Tally all lines containing the word "Bridge". Give the number alone.

========

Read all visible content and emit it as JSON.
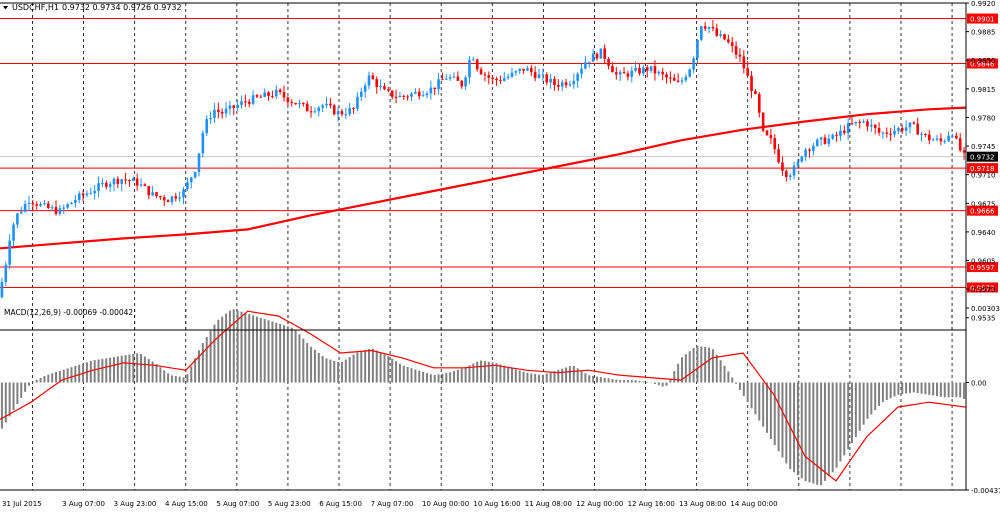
{
  "chart_data": [
    {
      "type": "candlestick",
      "symbol_header": "USDCHF,H1",
      "ohlc_header": "0.9732 0.9734 0.9726 0.9732",
      "ylim": [
        0.952,
        0.992
      ],
      "y_ticks": [
        "0.9920",
        "0.9885",
        "0.9850",
        "0.9815",
        "0.9780",
        "0.9745",
        "0.9710",
        "0.9675",
        "0.9640",
        "0.9605",
        "0.9570",
        "0.9535"
      ],
      "x_tick_labels": [
        "31 Jul 2015",
        "3 Aug 07:00",
        "3 Aug 23:00",
        "4 Aug 15:00",
        "5 Aug 07:00",
        "5 Aug 23:00",
        "6 Aug 15:00",
        "7 Aug 07:00",
        "10 Aug 00:00",
        "10 Aug 16:00",
        "11 Aug 08:00",
        "12 Aug 00:00",
        "12 Aug 16:00",
        "13 Aug 08:00",
        "14 Aug 00:00"
      ],
      "horizontal_levels": [
        {
          "label": "0.9901",
          "value": 0.9901
        },
        {
          "label": "0.9846",
          "value": 0.9846
        },
        {
          "label": "0.9718",
          "value": 0.9718
        },
        {
          "label": "0.9666",
          "value": 0.9666
        },
        {
          "label": "0.9597",
          "value": 0.9597
        },
        {
          "label": "0.9572",
          "value": 0.9572
        }
      ],
      "current_price": {
        "label": "0.9732",
        "value": 0.9732
      },
      "moving_average": {
        "x": [
          0,
          20,
          40,
          60,
          80,
          100,
          120,
          140,
          160,
          180,
          200,
          220,
          240,
          260,
          280,
          300,
          312
        ],
        "y": [
          0.962,
          0.9626,
          0.9632,
          0.9637,
          0.9643,
          0.966,
          0.9675,
          0.969,
          0.9705,
          0.972,
          0.9735,
          0.9752,
          0.9765,
          0.9775,
          0.9784,
          0.979,
          0.9792
        ]
      },
      "price_path": {
        "x": [
          0,
          2,
          4,
          6,
          10,
          15,
          20,
          25,
          30,
          35,
          40,
          45,
          50,
          55,
          60,
          64,
          66,
          68,
          70,
          72,
          75,
          80,
          85,
          90,
          95,
          100,
          105,
          110,
          115,
          118,
          120,
          125,
          130,
          135,
          140,
          145,
          150,
          153,
          155,
          158,
          160,
          165,
          170,
          175,
          180,
          185,
          190,
          195,
          200,
          205,
          210,
          215,
          220,
          224,
          227,
          230,
          232,
          235,
          240,
          245,
          247,
          250,
          253,
          255,
          258,
          260,
          265,
          270,
          275,
          280,
          285,
          290,
          295,
          300,
          305,
          308,
          310,
          312
        ],
        "y": [
          0.956,
          0.959,
          0.964,
          0.966,
          0.968,
          0.967,
          0.9665,
          0.968,
          0.969,
          0.97,
          0.9705,
          0.97,
          0.9685,
          0.968,
          0.969,
          0.972,
          0.976,
          0.978,
          0.979,
          0.9785,
          0.979,
          0.98,
          0.9805,
          0.981,
          0.98,
          0.979,
          0.9795,
          0.9785,
          0.979,
          0.982,
          0.983,
          0.981,
          0.9805,
          0.981,
          0.9815,
          0.983,
          0.982,
          0.986,
          0.984,
          0.983,
          0.9825,
          0.983,
          0.984,
          0.983,
          0.982,
          0.9825,
          0.985,
          0.986,
          0.983,
          0.9835,
          0.984,
          0.983,
          0.982,
          0.9845,
          0.9895,
          0.989,
          0.988,
          0.9875,
          0.985,
          0.98,
          0.976,
          0.975,
          0.972,
          0.971,
          0.972,
          0.974,
          0.975,
          0.9755,
          0.977,
          0.9775,
          0.976,
          0.9765,
          0.977,
          0.9755,
          0.975,
          0.9765,
          0.9745,
          0.9732
        ]
      }
    },
    {
      "type": "histogram",
      "header": "MACD(12,26,9) -0.00069 -0.00042",
      "ylim": [
        -0.00437,
        0.00303
      ],
      "y_ticks": [
        "0.00303",
        "0.00",
        "-0.00437"
      ],
      "histogram": {
        "x": [
          0,
          5,
          10,
          15,
          20,
          25,
          30,
          35,
          40,
          45,
          50,
          55,
          60,
          65,
          70,
          75,
          80,
          85,
          90,
          95,
          100,
          105,
          110,
          115,
          120,
          125,
          130,
          135,
          140,
          145,
          150,
          155,
          160,
          165,
          170,
          175,
          180,
          185,
          190,
          195,
          200,
          205,
          210,
          215,
          220,
          225,
          230,
          235,
          240,
          245,
          250,
          255,
          260,
          265,
          270,
          275,
          280,
          285,
          290,
          295,
          300,
          305,
          310,
          312
        ],
        "y": [
          -0.002,
          -0.001,
          0.0,
          0.0003,
          0.0005,
          0.0007,
          0.0009,
          0.001,
          0.0011,
          0.0012,
          0.0008,
          0.0003,
          0.0002,
          0.0015,
          0.0025,
          0.003,
          0.0028,
          0.0026,
          0.0024,
          0.0022,
          0.0015,
          0.001,
          0.0008,
          0.0012,
          0.0014,
          0.0011,
          0.0007,
          0.0005,
          0.0003,
          0.0004,
          0.0006,
          0.0009,
          0.0008,
          0.0006,
          0.0004,
          0.0003,
          0.0005,
          0.0007,
          0.0003,
          0.0002,
          0.0001,
          0.0001,
          0.0,
          -0.0002,
          0.001,
          0.0015,
          0.0014,
          0.0005,
          -0.0005,
          -0.0015,
          -0.0025,
          -0.0035,
          -0.004,
          -0.0042,
          -0.0035,
          -0.0025,
          -0.0015,
          -0.0008,
          -0.0005,
          -0.0004,
          -0.0005,
          -0.0006,
          -0.0006,
          -0.0007
        ]
      },
      "signal_line": {
        "x": [
          0,
          10,
          20,
          30,
          40,
          50,
          60,
          70,
          80,
          90,
          100,
          110,
          120,
          130,
          140,
          150,
          160,
          170,
          180,
          190,
          200,
          210,
          220,
          230,
          240,
          250,
          260,
          270,
          280,
          290,
          300,
          312
        ],
        "y": [
          -0.0015,
          -0.0008,
          0.0001,
          0.0005,
          0.0008,
          0.0007,
          0.0005,
          0.0018,
          0.0029,
          0.0027,
          0.002,
          0.0012,
          0.0013,
          0.001,
          0.0006,
          0.0006,
          0.0007,
          0.0005,
          0.0004,
          0.0005,
          0.0003,
          0.0002,
          0.0001,
          0.001,
          0.0012,
          -0.0005,
          -0.003,
          -0.004,
          -0.0022,
          -0.001,
          -0.0008,
          -0.001
        ]
      }
    }
  ],
  "colors": {
    "bull_candle": "#1e90ff",
    "bear_candle": "#ff0000",
    "moving_average": "#ff0000",
    "levels": "#ff0000",
    "level_label_bg": "#ff0000",
    "current_price_bg": "#000000",
    "macd_histogram": "#808080",
    "macd_signal": "#ff0000",
    "grid": "#000000",
    "axis_text": "#000000"
  }
}
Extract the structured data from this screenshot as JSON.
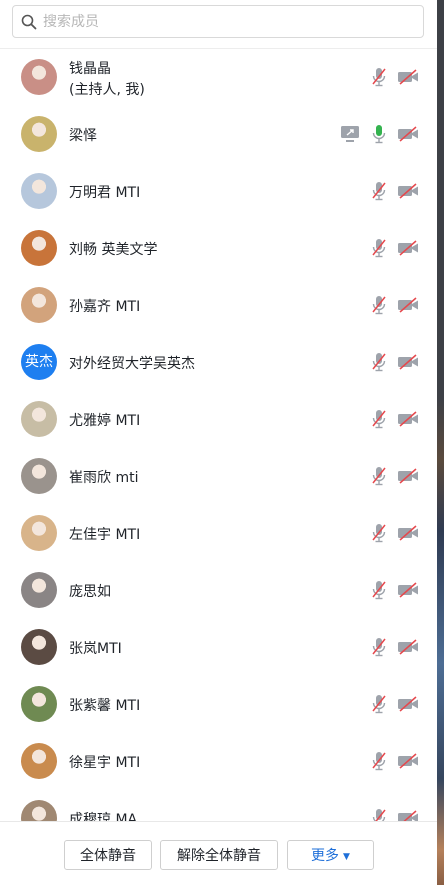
{
  "search": {
    "placeholder": "搜索成员",
    "value": ""
  },
  "members": [
    {
      "name": "钱晶晶",
      "subtitle": "(主持人, 我)",
      "avatar": "photo",
      "avatar_color": "#c98f86",
      "screen_share": false,
      "mic": "muted",
      "camera": "off"
    },
    {
      "name": "梁怿",
      "avatar": "photo",
      "avatar_color": "#c9b36c",
      "screen_share": true,
      "mic": "on",
      "camera": "off"
    },
    {
      "name": "万明君 MTI",
      "avatar": "photo",
      "avatar_color": "#b6c7dc",
      "screen_share": false,
      "mic": "muted",
      "camera": "off"
    },
    {
      "name": "刘畅 英美文学",
      "avatar": "photo",
      "avatar_color": "#c8743a",
      "screen_share": false,
      "mic": "muted",
      "camera": "off"
    },
    {
      "name": "孙嘉齐 MTI",
      "avatar": "photo",
      "avatar_color": "#d2a37c",
      "screen_share": false,
      "mic": "muted",
      "camera": "off"
    },
    {
      "name": "对外经贸大学吴英杰",
      "avatar": "text",
      "avatar_text": "英杰",
      "avatar_color": "#1e7ff0",
      "screen_share": false,
      "mic": "muted",
      "camera": "off"
    },
    {
      "name": "尤雅婷 MTI",
      "avatar": "photo",
      "avatar_color": "#c7bda5",
      "screen_share": false,
      "mic": "muted",
      "camera": "off"
    },
    {
      "name": "崔雨欣 mti",
      "avatar": "photo",
      "avatar_color": "#9a938d",
      "screen_share": false,
      "mic": "muted",
      "camera": "off"
    },
    {
      "name": "左佳宇 MTI",
      "avatar": "photo",
      "avatar_color": "#d8b48a",
      "screen_share": false,
      "mic": "muted",
      "camera": "off"
    },
    {
      "name": "庞思如",
      "avatar": "photo",
      "avatar_color": "#8a8585",
      "screen_share": false,
      "mic": "muted",
      "camera": "off"
    },
    {
      "name": "张岚MTI",
      "avatar": "photo",
      "avatar_color": "#5b4b43",
      "screen_share": false,
      "mic": "muted",
      "camera": "off"
    },
    {
      "name": "张紫馨 MTI",
      "avatar": "photo",
      "avatar_color": "#6f8a52",
      "screen_share": false,
      "mic": "muted",
      "camera": "off"
    },
    {
      "name": "徐星宇 MTI",
      "avatar": "photo",
      "avatar_color": "#c98b4e",
      "screen_share": false,
      "mic": "muted",
      "camera": "off"
    },
    {
      "name": "成穆琼 MA",
      "avatar": "photo",
      "avatar_color": "#a08872",
      "screen_share": false,
      "mic": "muted",
      "camera": "off"
    }
  ],
  "footer": {
    "mute_all": "全体静音",
    "unmute_all": "解除全体静音",
    "more": "更多"
  },
  "colors": {
    "muted_red": "#e5484d",
    "icon_grey": "#9ea3ab",
    "mic_green": "#34b34f",
    "accent_blue": "#1e6fd9"
  }
}
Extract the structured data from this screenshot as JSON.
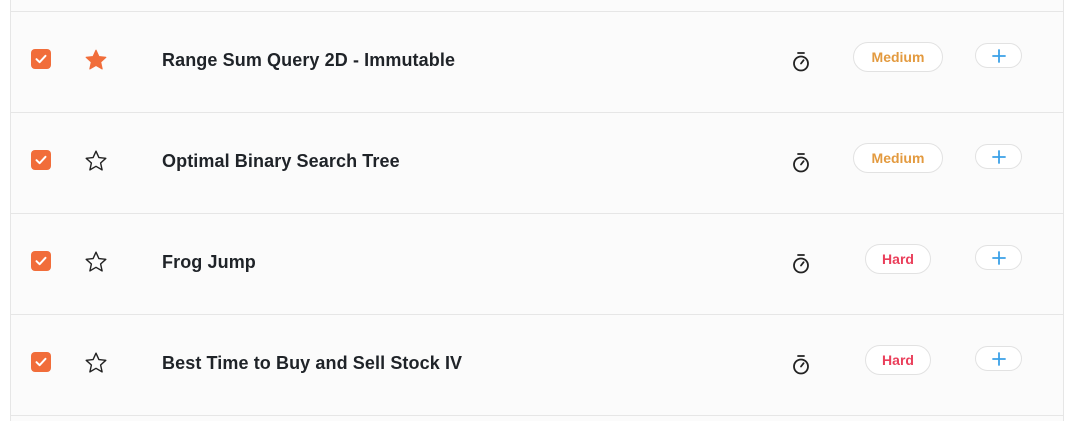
{
  "problems": [
    {
      "title": "Range Sum Query 2D - Immutable",
      "difficulty": "Medium",
      "completed": true,
      "starred": true
    },
    {
      "title": "Optimal Binary Search Tree",
      "difficulty": "Medium",
      "completed": true,
      "starred": false
    },
    {
      "title": "Frog Jump",
      "difficulty": "Hard",
      "completed": true,
      "starred": false
    },
    {
      "title": "Best Time to Buy and Sell Stock IV",
      "difficulty": "Hard",
      "completed": true,
      "starred": false
    }
  ],
  "icons": {
    "checkbox": "check-icon",
    "star_filled": "star-filled-icon",
    "star_outline": "star-outline-icon",
    "timer": "stopwatch-icon",
    "add": "plus-icon"
  },
  "colors": {
    "accent": "#f16d3a",
    "medium": "#e39a3f",
    "hard": "#ea3e5a",
    "add": "#3aa0e8"
  }
}
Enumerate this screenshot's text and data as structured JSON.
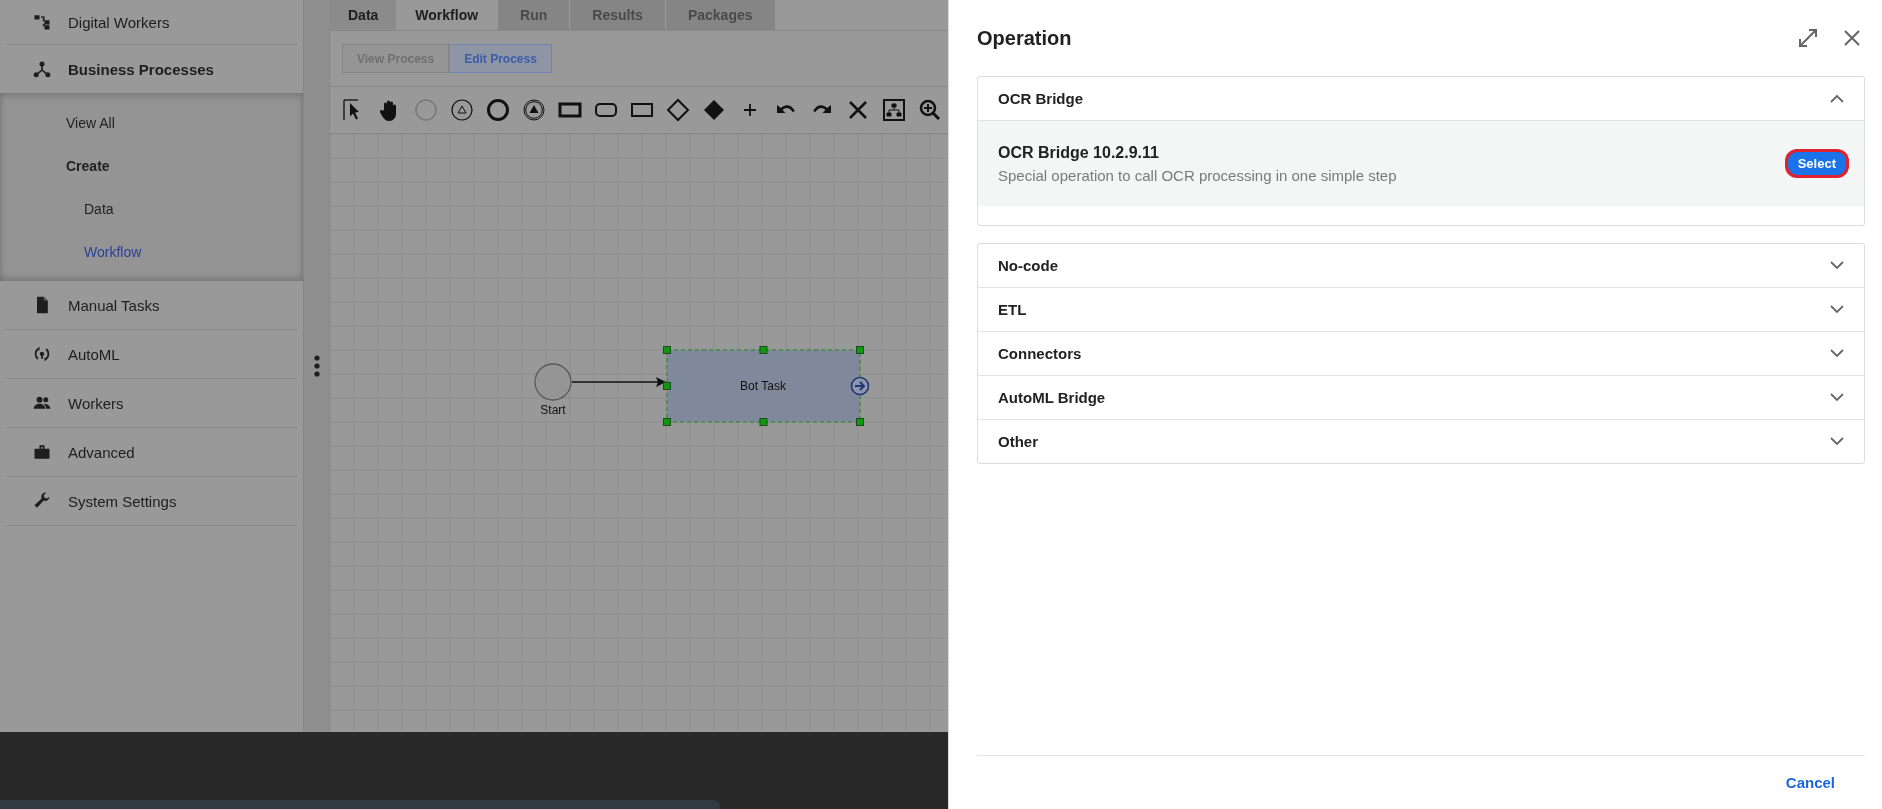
{
  "sidebar": {
    "items": [
      {
        "label": "Digital Workers",
        "expanded": false
      },
      {
        "label": "Business Processes",
        "expanded": true,
        "children": [
          {
            "label": "View All",
            "selected": false
          },
          {
            "label": "Create",
            "selected": false,
            "expanded": true,
            "children": [
              {
                "label": "Data",
                "selected": false
              },
              {
                "label": "Workflow",
                "selected": true
              }
            ]
          }
        ]
      },
      {
        "label": "Manual Tasks",
        "expanded": false
      },
      {
        "label": "AutoML",
        "expanded": false
      },
      {
        "label": "Workers",
        "expanded": false
      },
      {
        "label": "Advanced",
        "expanded": false
      },
      {
        "label": "System Settings",
        "expanded": false
      }
    ]
  },
  "tabs": [
    {
      "label": "Data",
      "selected": false,
      "disabled": false
    },
    {
      "label": "Workflow",
      "selected": true,
      "disabled": false
    },
    {
      "label": "Run",
      "selected": false,
      "disabled": true
    },
    {
      "label": "Results",
      "selected": false,
      "disabled": true
    },
    {
      "label": "Packages",
      "selected": false,
      "disabled": true
    }
  ],
  "modes": [
    {
      "label": "View Process",
      "selected": false
    },
    {
      "label": "Edit Process",
      "selected": true
    }
  ],
  "diagram": {
    "nodes": [
      {
        "kind": "start",
        "label": "Start",
        "selected": false
      },
      {
        "kind": "task",
        "label": "Bot Task",
        "selected": true
      }
    ]
  },
  "panel": {
    "title": "Operation",
    "groups": [
      {
        "title": "OCR Bridge",
        "expanded": true,
        "operations": [
          {
            "name": "OCR Bridge 10.2.9.11",
            "description": "Special operation to call OCR processing in one simple step",
            "action": {
              "label": "Select",
              "focused": true
            }
          }
        ]
      },
      {
        "title": "No-code",
        "expanded": false
      },
      {
        "title": "ETL",
        "expanded": false
      },
      {
        "title": "Connectors",
        "expanded": false
      },
      {
        "title": "AutoML Bridge",
        "expanded": false
      },
      {
        "title": "Other",
        "expanded": false
      }
    ],
    "footer": {
      "cancel": "Cancel"
    }
  }
}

========

• **Exercise solution**
3